:: Problem requirements ::
Scan the listing below for the word "this", then copy each line that has it.

:: Data supplied ::

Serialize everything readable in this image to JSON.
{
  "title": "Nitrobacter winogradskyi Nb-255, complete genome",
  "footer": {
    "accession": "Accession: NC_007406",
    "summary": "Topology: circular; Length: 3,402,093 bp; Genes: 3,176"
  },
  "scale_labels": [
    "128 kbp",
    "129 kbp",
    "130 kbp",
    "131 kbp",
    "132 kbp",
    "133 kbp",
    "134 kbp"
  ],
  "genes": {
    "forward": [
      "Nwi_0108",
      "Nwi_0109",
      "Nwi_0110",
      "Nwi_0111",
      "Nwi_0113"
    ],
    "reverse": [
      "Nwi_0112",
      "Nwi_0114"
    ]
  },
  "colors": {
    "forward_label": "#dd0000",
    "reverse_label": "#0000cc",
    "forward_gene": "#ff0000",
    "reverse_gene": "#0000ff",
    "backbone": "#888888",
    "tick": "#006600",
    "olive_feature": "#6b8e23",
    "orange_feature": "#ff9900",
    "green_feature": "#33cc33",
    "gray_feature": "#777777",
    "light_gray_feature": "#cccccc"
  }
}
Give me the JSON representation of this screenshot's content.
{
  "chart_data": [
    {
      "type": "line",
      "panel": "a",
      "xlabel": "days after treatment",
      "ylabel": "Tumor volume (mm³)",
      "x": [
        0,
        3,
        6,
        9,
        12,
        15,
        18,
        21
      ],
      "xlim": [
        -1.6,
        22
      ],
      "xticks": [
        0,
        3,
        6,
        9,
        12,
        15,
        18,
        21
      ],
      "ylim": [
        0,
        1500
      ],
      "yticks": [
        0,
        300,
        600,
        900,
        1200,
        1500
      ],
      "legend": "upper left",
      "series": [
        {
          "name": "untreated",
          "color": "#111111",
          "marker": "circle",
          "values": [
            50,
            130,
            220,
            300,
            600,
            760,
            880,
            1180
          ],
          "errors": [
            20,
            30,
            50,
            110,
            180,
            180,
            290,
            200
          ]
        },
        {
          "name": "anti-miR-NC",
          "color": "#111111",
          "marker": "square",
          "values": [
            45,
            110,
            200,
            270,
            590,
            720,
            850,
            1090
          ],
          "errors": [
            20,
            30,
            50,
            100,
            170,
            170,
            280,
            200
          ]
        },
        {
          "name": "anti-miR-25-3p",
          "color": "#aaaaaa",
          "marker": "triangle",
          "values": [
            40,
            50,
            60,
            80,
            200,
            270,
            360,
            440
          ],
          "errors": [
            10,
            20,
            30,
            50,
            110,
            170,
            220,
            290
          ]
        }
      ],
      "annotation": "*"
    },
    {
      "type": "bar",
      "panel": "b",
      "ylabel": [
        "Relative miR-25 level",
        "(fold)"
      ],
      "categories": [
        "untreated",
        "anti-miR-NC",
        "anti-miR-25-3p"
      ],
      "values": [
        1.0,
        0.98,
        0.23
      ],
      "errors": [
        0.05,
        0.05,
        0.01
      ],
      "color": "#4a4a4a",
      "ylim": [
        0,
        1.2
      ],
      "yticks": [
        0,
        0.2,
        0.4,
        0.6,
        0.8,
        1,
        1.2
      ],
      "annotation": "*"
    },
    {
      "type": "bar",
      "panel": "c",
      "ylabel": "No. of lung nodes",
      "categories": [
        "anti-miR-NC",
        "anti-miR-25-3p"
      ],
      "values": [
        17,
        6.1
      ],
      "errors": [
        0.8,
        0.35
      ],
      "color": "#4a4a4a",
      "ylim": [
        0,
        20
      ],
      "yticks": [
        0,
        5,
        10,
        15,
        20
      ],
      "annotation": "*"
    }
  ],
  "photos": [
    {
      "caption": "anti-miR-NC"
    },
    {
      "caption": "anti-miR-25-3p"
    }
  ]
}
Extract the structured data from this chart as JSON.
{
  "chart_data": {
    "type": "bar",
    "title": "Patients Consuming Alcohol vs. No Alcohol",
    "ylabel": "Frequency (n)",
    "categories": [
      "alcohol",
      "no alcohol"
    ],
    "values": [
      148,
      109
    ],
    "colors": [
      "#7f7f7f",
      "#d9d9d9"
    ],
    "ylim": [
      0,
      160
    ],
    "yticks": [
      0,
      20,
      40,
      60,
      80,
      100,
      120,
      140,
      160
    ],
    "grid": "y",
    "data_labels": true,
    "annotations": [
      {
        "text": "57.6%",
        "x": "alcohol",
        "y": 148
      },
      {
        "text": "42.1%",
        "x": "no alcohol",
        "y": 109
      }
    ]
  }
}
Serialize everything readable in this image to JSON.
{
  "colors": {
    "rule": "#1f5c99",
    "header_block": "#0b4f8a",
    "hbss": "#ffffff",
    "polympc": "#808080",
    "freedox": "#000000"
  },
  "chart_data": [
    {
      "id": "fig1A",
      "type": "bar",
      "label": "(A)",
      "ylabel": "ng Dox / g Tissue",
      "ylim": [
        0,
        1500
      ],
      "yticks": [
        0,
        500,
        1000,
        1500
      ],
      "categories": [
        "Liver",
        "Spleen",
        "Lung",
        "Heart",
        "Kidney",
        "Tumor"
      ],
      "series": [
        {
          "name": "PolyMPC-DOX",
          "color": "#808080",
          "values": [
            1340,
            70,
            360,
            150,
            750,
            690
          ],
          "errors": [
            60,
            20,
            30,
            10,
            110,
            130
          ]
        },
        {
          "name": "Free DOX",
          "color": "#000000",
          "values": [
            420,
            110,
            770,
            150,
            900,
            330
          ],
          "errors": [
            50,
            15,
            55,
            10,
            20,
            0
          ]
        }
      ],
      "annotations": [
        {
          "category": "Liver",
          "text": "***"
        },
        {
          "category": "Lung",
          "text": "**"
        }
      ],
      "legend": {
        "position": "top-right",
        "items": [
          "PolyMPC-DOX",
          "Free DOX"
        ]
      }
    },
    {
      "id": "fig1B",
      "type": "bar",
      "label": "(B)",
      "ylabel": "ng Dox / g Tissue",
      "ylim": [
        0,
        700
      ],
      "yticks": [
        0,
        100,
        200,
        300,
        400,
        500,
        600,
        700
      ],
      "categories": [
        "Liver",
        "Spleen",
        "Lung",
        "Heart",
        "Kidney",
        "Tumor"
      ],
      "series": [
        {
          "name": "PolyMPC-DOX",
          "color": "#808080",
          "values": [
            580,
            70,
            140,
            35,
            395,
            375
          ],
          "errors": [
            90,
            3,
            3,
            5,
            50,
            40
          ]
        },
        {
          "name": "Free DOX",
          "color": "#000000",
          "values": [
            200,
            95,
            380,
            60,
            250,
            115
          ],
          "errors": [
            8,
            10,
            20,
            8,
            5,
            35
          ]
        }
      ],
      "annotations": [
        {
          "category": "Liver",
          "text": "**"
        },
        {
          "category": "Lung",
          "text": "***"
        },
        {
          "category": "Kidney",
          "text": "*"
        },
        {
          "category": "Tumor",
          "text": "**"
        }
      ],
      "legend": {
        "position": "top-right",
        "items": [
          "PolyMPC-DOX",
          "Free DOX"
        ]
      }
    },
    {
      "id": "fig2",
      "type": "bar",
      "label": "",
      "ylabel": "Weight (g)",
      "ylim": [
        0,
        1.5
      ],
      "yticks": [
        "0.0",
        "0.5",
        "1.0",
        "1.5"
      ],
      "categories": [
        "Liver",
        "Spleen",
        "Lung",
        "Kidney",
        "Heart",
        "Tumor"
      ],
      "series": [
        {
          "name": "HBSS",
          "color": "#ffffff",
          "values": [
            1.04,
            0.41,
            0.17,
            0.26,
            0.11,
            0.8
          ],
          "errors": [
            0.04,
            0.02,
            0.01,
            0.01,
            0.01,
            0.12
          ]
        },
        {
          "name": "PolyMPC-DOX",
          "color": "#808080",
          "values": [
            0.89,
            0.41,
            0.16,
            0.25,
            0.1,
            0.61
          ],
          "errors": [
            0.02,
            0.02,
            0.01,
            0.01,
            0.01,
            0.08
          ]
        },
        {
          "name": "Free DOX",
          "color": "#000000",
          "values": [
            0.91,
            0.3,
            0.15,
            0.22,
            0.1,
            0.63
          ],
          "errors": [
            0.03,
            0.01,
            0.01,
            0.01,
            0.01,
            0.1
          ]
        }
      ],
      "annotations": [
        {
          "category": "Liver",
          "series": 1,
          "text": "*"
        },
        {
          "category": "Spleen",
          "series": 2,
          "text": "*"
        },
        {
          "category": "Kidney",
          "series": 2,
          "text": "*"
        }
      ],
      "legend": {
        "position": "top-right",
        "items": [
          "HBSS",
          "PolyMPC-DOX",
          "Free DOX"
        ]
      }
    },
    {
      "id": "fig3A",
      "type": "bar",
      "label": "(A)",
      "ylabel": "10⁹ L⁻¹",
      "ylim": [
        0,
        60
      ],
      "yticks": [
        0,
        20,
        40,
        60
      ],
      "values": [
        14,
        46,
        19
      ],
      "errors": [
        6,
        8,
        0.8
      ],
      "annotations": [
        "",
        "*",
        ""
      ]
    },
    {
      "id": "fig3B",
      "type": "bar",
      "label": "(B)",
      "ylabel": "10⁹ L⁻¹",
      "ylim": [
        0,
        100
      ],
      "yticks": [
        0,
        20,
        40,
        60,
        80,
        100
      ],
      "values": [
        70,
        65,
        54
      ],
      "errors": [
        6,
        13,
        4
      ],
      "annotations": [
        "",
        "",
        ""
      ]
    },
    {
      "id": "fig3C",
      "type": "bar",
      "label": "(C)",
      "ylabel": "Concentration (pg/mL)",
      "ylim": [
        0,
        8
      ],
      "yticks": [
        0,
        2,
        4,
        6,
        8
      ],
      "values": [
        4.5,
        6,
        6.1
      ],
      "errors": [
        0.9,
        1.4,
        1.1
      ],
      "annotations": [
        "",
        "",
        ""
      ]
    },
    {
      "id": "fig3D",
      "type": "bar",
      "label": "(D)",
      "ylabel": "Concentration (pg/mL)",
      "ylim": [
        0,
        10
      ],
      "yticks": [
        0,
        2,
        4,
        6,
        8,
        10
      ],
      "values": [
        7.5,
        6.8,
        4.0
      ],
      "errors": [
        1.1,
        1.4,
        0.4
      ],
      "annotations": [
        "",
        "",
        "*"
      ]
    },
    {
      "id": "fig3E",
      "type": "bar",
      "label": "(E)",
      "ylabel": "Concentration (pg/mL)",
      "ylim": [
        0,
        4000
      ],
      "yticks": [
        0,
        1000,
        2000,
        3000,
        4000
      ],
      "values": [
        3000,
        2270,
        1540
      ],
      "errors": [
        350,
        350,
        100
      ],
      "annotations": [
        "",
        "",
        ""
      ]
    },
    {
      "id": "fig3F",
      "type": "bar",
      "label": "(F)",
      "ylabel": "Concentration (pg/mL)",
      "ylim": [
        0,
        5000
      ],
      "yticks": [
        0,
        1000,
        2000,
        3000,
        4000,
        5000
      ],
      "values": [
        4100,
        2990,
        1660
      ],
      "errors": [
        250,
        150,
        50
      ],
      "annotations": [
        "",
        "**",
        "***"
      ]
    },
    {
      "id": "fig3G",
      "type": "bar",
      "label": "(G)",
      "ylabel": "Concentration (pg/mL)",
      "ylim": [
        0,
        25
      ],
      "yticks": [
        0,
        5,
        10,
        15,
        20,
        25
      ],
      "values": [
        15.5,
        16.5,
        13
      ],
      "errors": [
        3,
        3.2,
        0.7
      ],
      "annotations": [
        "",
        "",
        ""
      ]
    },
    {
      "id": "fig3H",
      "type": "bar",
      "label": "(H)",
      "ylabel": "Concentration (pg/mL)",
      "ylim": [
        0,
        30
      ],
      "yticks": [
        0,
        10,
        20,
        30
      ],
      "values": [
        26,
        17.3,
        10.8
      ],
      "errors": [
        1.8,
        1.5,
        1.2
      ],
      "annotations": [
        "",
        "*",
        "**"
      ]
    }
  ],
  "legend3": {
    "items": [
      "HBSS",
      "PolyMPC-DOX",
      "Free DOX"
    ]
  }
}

:: Answer space ::
Serialize everything readable in this image to JSON.
Give me the JSON representation of this screenshot's content.
Extract the structured data from this chart as JSON.
Serialize everything readable in this image to JSON.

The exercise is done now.